*** Recorded information
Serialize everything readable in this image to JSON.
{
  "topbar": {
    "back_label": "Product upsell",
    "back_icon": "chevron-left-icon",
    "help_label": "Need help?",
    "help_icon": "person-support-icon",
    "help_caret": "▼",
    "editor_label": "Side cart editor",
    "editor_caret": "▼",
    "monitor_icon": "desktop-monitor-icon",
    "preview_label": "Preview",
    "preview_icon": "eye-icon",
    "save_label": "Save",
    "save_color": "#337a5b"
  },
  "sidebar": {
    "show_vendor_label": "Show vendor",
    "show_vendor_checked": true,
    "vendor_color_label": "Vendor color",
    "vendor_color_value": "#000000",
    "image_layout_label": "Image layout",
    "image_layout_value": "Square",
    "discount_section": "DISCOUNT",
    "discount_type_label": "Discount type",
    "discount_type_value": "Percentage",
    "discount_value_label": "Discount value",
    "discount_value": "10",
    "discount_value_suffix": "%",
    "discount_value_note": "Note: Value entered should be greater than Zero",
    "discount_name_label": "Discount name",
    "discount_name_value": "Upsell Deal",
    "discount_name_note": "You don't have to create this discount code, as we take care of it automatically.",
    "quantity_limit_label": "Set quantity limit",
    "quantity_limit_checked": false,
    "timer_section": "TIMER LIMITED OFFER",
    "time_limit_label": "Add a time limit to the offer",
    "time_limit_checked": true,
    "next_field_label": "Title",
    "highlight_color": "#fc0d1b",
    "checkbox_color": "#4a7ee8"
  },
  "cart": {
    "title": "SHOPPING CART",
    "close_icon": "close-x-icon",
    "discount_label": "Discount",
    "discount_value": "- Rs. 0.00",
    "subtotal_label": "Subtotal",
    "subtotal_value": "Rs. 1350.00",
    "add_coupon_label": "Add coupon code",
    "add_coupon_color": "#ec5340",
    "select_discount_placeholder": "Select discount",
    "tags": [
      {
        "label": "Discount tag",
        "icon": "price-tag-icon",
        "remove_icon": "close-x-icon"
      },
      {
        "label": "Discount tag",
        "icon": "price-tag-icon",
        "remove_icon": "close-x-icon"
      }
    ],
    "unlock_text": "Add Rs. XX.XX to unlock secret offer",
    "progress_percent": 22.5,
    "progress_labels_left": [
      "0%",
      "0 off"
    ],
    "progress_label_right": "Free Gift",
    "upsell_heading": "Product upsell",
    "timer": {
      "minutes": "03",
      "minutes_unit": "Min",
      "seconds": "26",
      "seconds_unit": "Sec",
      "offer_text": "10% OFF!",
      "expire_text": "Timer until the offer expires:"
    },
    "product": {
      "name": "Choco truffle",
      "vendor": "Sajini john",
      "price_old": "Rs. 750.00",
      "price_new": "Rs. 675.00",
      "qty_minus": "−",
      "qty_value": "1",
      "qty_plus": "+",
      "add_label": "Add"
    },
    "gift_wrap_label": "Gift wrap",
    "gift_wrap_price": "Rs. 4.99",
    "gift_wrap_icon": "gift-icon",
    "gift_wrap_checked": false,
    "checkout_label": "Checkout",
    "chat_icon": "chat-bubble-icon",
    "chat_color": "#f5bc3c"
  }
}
******
From the listing above, extract all records word for word.

Serialize everything readable in this image to JSON.
{
  "topbar": {
    "back_label": "Product upsell",
    "back_icon": "chevron-left-icon",
    "help_label": "Need help?",
    "help_icon": "person-support-icon",
    "help_caret": "▼",
    "editor_label": "Side cart editor",
    "editor_caret": "▼",
    "monitor_icon": "desktop-monitor-icon",
    "preview_label": "Preview",
    "preview_icon": "eye-icon",
    "save_label": "Save",
    "save_color": "#337a5b"
  },
  "sidebar": {
    "show_vendor_label": "Show vendor",
    "show_vendor_checked": true,
    "vendor_color_label": "Vendor color",
    "vendor_color_value": "#000000",
    "image_layout_label": "Image layout",
    "image_layout_value": "Square",
    "discount_section": "DISCOUNT",
    "discount_type_label": "Discount type",
    "discount_type_value": "Percentage",
    "discount_value_label": "Discount value",
    "discount_value": "10",
    "discount_value_suffix": "%",
    "discount_value_note": "Note: Value entered should be greater than Zero",
    "discount_name_label": "Discount name",
    "discount_name_value": "Upsell Deal",
    "discount_name_note": "You don't have to create this discount code, as we take care of it automatically.",
    "quantity_limit_label": "Set quantity limit",
    "quantity_limit_checked": false,
    "timer_section": "TIMER LIMITED OFFER",
    "time_limit_label": "Add a time limit to the offer",
    "time_limit_checked": true,
    "next_field_label": "Title",
    "highlight_color": "#fc0d1b",
    "checkbox_color": "#4a7ee8"
  },
  "cart": {
    "title": "SHOPPING CART",
    "close_icon": "close-x-icon",
    "discount_label": "Discount",
    "discount_value": "- Rs. 0.00",
    "subtotal_label": "Subtotal",
    "subtotal_value": "Rs. 1350.00",
    "add_coupon_label": "Add coupon code",
    "add_coupon_color": "#ec5340",
    "select_discount_placeholder": "Select discount",
    "tags": [
      {
        "label": "Discount tag",
        "icon": "price-tag-icon",
        "remove_icon": "close-x-icon"
      },
      {
        "label": "Discount tag",
        "icon": "price-tag-icon",
        "remove_icon": "close-x-icon"
      }
    ],
    "unlock_text": "Add Rs. XX.XX to unlock secret offer",
    "progress_percent": 22.5,
    "progress_labels_left": [
      "0%",
      "0 off"
    ],
    "progress_label_right": "Free Gift",
    "upsell_heading": "Product upsell",
    "timer": {
      "minutes": "03",
      "minutes_unit": "Min",
      "seconds": "26",
      "seconds_unit": "Sec",
      "offer_text": "10% OFF!",
      "expire_text": "Timer until the offer expires:"
    },
    "product": {
      "name": "Choco truffle",
      "vendor": "Sajini john",
      "price_old": "Rs. 750.00",
      "price_new": "Rs. 675.00",
      "qty_minus": "−",
      "qty_value": "1",
      "qty_plus": "+",
      "add_label": "Add"
    },
    "gift_wrap_label": "Gift wrap",
    "gift_wrap_price": "Rs. 4.99",
    "gift_wrap_icon": "gift-icon",
    "gift_wrap_checked": false,
    "checkout_label": "Checkout",
    "chat_icon": "chat-bubble-icon",
    "chat_color": "#f5bc3c"
  }
}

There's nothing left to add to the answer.